= Written request =
Quote all entries in full, exactly.

= Records for the task =
- - - -
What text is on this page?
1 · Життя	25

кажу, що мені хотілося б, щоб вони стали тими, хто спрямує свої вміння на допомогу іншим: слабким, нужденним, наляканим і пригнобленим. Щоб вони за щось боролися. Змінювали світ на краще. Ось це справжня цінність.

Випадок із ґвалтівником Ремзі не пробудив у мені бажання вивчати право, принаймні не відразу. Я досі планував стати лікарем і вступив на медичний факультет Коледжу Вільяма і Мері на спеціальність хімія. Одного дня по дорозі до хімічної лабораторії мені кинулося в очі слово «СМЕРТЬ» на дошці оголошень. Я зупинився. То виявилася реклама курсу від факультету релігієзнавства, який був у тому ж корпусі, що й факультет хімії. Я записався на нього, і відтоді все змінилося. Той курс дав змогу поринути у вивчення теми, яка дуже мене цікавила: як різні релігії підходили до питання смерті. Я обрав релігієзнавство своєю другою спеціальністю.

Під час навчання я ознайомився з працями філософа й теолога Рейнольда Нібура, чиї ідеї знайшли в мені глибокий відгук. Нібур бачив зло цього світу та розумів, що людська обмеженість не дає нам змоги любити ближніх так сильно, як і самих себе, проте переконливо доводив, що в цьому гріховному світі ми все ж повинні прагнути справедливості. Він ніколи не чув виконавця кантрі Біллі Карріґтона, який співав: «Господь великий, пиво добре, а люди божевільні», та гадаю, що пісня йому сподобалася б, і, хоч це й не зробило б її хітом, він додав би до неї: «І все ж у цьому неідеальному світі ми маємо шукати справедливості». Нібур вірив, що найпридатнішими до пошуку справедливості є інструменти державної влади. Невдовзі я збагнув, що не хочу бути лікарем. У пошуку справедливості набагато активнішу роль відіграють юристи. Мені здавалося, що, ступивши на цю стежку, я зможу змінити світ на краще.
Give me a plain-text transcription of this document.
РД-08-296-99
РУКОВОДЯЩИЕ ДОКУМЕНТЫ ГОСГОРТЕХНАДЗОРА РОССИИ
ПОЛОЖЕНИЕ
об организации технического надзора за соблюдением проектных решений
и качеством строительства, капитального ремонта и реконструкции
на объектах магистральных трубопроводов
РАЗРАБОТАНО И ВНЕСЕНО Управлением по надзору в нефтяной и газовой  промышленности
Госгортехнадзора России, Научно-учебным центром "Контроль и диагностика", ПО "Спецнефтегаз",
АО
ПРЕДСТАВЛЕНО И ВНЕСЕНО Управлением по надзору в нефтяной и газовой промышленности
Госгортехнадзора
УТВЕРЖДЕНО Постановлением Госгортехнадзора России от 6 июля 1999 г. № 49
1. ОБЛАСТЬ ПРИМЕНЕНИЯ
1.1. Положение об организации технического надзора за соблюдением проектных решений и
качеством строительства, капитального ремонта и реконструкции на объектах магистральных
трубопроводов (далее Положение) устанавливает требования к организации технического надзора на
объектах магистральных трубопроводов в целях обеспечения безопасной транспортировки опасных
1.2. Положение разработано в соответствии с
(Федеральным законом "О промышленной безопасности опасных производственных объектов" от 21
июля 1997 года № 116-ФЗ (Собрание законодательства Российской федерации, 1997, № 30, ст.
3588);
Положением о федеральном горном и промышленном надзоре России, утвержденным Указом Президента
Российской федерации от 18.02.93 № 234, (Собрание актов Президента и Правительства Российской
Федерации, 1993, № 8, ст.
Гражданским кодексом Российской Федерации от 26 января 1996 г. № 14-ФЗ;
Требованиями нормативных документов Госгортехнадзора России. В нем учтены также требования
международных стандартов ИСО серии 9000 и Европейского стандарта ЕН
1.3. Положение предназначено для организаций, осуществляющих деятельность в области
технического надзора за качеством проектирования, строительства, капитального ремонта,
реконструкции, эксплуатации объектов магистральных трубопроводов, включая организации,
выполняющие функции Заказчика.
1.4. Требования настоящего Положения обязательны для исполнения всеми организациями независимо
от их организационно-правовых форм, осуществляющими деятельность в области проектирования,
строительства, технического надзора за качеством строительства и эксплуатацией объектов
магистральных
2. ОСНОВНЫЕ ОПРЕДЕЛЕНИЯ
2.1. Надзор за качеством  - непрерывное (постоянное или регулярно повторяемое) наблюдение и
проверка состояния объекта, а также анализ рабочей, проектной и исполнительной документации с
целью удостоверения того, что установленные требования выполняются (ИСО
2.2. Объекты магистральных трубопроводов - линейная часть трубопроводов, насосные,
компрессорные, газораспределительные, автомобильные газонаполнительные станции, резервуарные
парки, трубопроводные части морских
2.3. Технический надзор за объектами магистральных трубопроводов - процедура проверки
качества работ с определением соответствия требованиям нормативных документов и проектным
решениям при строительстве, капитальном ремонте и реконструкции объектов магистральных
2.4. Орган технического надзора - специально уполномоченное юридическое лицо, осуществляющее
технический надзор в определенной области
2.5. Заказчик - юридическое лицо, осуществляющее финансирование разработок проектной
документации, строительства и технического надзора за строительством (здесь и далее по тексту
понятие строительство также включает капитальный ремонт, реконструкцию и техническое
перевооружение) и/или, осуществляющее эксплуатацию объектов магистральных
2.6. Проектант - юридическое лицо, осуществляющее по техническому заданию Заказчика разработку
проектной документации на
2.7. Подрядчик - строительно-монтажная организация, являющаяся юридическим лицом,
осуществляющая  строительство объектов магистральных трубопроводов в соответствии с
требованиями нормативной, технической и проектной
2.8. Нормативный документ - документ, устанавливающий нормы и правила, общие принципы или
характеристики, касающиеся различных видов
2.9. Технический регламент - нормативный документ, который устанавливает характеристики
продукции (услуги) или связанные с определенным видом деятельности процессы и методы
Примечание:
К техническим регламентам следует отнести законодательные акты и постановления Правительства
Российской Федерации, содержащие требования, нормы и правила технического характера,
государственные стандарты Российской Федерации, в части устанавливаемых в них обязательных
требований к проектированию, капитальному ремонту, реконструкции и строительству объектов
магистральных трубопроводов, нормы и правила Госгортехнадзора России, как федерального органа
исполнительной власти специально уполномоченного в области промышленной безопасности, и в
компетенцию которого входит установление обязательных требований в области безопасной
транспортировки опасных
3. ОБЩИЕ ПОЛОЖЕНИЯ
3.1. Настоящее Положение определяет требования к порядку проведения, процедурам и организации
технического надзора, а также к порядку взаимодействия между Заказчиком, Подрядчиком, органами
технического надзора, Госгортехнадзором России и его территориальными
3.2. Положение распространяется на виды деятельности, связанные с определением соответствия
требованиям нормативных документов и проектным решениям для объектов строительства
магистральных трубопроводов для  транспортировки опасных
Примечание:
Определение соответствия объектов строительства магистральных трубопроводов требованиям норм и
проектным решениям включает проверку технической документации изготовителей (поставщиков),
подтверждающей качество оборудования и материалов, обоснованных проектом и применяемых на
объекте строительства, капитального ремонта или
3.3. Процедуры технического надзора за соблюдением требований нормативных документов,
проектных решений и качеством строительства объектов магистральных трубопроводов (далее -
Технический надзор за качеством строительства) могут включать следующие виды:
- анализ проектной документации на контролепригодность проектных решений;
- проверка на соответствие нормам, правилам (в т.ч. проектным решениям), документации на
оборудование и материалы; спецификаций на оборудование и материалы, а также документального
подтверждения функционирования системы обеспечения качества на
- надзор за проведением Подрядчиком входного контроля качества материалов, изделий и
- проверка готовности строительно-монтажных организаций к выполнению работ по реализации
- - - -
= Solution to the problem =
What text is on this page?
1 · Життя	25

кажу, що мені хотілося б, щоб вони стали тими, хто спрямує свої вміння на допомогу іншим: слабким, нужденним, наляканим і пригнобленим. Щоб вони за щось боролися. Змінювали світ на краще. Ось це справжня цінність.

Випадок із ґвалтівником Ремзі не пробудив у мені бажання вивчати право, принаймні не відразу. Я досі планував стати лікарем і вступив на медичний факультет Коледжу Вільяма і Мері на спеціальність хімія. Одного дня по дорозі до хімічної лабораторії мені кинулося в очі слово «СМЕРТЬ» на дошці оголошень. Я зупинився. То виявилася реклама курсу від факультету релігієзнавства, який був у тому ж корпусі, що й факультет хімії. Я записався на нього, і відтоді все змінилося. Той курс дав змогу поринути у вивчення теми, яка дуже мене цікавила: як різні релігії підходили до питання смерті. Я обрав релігієзнавство своєю другою спеціальністю.

Під час навчання я ознайомився з працями філософа й теолога Рейнольда Нібура, чиї ідеї знайшли в мені глибокий відгук. Нібур бачив зло цього світу та розумів, що людська обмеженість не дає нам змоги любити ближніх так сильно, як і самих себе, проте переконливо доводив, що в цьому гріховному світі ми все ж повинні прагнути справедливості. Він ніколи не чув виконавця кантрі Біллі Карріґтона, який співав: «Господь великий, пиво добре, а люди божевільні», та гадаю, що пісня йому сподобалася б, і, хоч це й не зробило б її хітом, він додав би до неї: «І все ж у цьому неідеальному світі ми маємо шукати справедливості». Нібур вірив, що найпридатнішими до пошуку справедливості є інструменти державної влади. Невдовзі я збагнув, що не хочу бути лікарем. У пошуку справедливості набагато активнішу роль відіграють юристи. Мені здавалося, що, ступивши на цю стежку, я зможу змінити світ на краще.
Give me a plain-text transcription of this document.
РД-08-296-99
РУКОВОДЯЩИЕ ДОКУМЕНТЫ ГОСГОРТЕХНАДЗОРА РОССИИ
ПОЛОЖЕНИЕ
об организации технического надзора за соблюдением проектных решений
и качеством строительства, капитального ремонта и реконструкции
на объектах магистральных трубопроводов
РАЗРАБОТАНО И ВНЕСЕНО Управлением по надзору в нефтяной и газовой  промышленности
Госгортехнадзора России, Научно-учебным центром "Контроль и диагностика", ПО "Спецнефтегаз",
АО
ПРЕДСТАВЛЕНО И ВНЕСЕНО Управлением по надзору в нефтяной и газовой промышленности
Госгортехнадзора
УТВЕРЖДЕНО Постановлением Госгортехнадзора России от 6 июля 1999 г. № 49
1. ОБЛАСТЬ ПРИМЕНЕНИЯ
1.1. Положение об организации технического надзора за соблюдением проектных решений и
качеством строительства, капитального ремонта и реконструкции на объектах магистральных
трубопроводов (далее Положение) устанавливает требования к организации технического надзора на
объектах магистральных трубопроводов в целях обеспечения безопасной транспортировки опасных
1.2. Положение разработано в соответствии с
(Федеральным законом "О промышленной безопасности опасных производственных объектов" от 21
июля 1997 года № 116-ФЗ (Собрание законодательства Российской федерации, 1997, № 30, ст.
3588);
Положением о федеральном горном и промышленном надзоре России, утвержденным Указом Президента
Российской федерации от 18.02.93 № 234, (Собрание актов Президента и Правительства Российской
Федерации, 1993, № 8, ст.
Гражданским кодексом Российской Федерации от 26 января 1996 г. № 14-ФЗ;
Требованиями нормативных документов Госгортехнадзора России. В нем учтены также требования
международных стандартов ИСО серии 9000 и Европейского стандарта ЕН
1.3. Положение предназначено для организаций, осуществляющих деятельность в области
технического надзора за качеством проектирования, строительства, капитального ремонта,
реконструкции, эксплуатации объектов магистральных трубопроводов, включая организации,
выполняющие функции Заказчика.
1.4. Требования настоящего Положения обязательны для исполнения всеми организациями независимо
от их организационно-правовых форм, осуществляющими деятельность в области проектирования,
строительства, технического надзора за качеством строительства и эксплуатацией объектов
магистральных
2. ОСНОВНЫЕ ОПРЕДЕЛЕНИЯ
2.1. Надзор за качеством  - непрерывное (постоянное или регулярно повторяемое) наблюдение и
проверка состояния объекта, а также анализ рабочей, проектной и исполнительной документации с
целью удостоверения того, что установленные требования выполняются (ИСО
2.2. Объекты магистральных трубопроводов - линейная часть трубопроводов, насосные,
компрессорные, газораспределительные, автомобильные газонаполнительные станции, резервуарные
парки, трубопроводные части морских
2.3. Технический надзор за объектами магистральных трубопроводов - процедура проверки
качества работ с определением соответствия требованиям нормативных документов и проектным
решениям при строительстве, капитальном ремонте и реконструкции объектов магистральных
2.4. Орган технического надзора - специально уполномоченное юридическое лицо, осуществляющее
технический надзор в определенной области
2.5. Заказчик - юридическое лицо, осуществляющее финансирование разработок проектной
документации, строительства и технического надзора за строительством (здесь и далее по тексту
понятие строительство также включает капитальный ремонт, реконструкцию и техническое
перевооружение) и/или, осуществляющее эксплуатацию объектов магистральных
2.6. Проектант - юридическое лицо, осуществляющее по техническому заданию Заказчика разработку
проектной документации на
2.7. Подрядчик - строительно-монтажная организация, являющаяся юридическим лицом,
осуществляющая  строительство объектов магистральных трубопроводов в соответствии с
требованиями нормативной, технической и проектной
2.8. Нормативный документ - документ, устанавливающий нормы и правила, общие принципы или
характеристики, касающиеся различных видов
2.9. Технический регламент - нормативный документ, который устанавливает характеристики
продукции (услуги) или связанные с определенным видом деятельности процессы и методы
Примечание:
К техническим регламентам следует отнести законодательные акты и постановления Правительства
Российской Федерации, содержащие требования, нормы и правила технического характера,
государственные стандарты Российской Федерации, в части устанавливаемых в них обязательных
требований к проектированию, капитальному ремонту, реконструкции и строительству объектов
магистральных трубопроводов, нормы и правила Госгортехнадзора России, как федерального органа
исполнительной власти специально уполномоченного в области промышленной безопасности, и в
компетенцию которого входит установление обязательных требований в области безопасной
транспортировки опасных
3. ОБЩИЕ ПОЛОЖЕНИЯ
3.1. Настоящее Положение определяет требования к порядку проведения, процедурам и организации
технического надзора, а также к порядку взаимодействия между Заказчиком, Подрядчиком, органами
технического надзора, Госгортехнадзором России и его территориальными
3.2. Положение распространяется на виды деятельности, связанные с определением соответствия
требованиям нормативных документов и проектным решениям для объектов строительства
магистральных трубопроводов для  транспортировки опасных
Примечание:
Определение соответствия объектов строительства магистральных трубопроводов требованиям норм и
проектным решениям включает проверку технической документации изготовителей (поставщиков),
подтверждающей качество оборудования и материалов, обоснованных проектом и применяемых на
объекте строительства, капитального ремонта или
3.3. Процедуры технического надзора за соблюдением требований нормативных документов,
проектных решений и качеством строительства объектов магистральных трубопроводов (далее -
Технический надзор за качеством строительства) могут включать следующие виды:
- анализ проектной документации на контролепригодность проектных решений;
- проверка на соответствие нормам, правилам (в т.ч. проектным решениям), документации на
оборудование и материалы; спецификаций на оборудование и материалы, а также документального
подтверждения функционирования системы обеспечения качества на
- надзор за проведением Подрядчиком входного контроля качества материалов, изделий и
- проверка готовности строительно-монтажных организаций к выполнению работ по реализации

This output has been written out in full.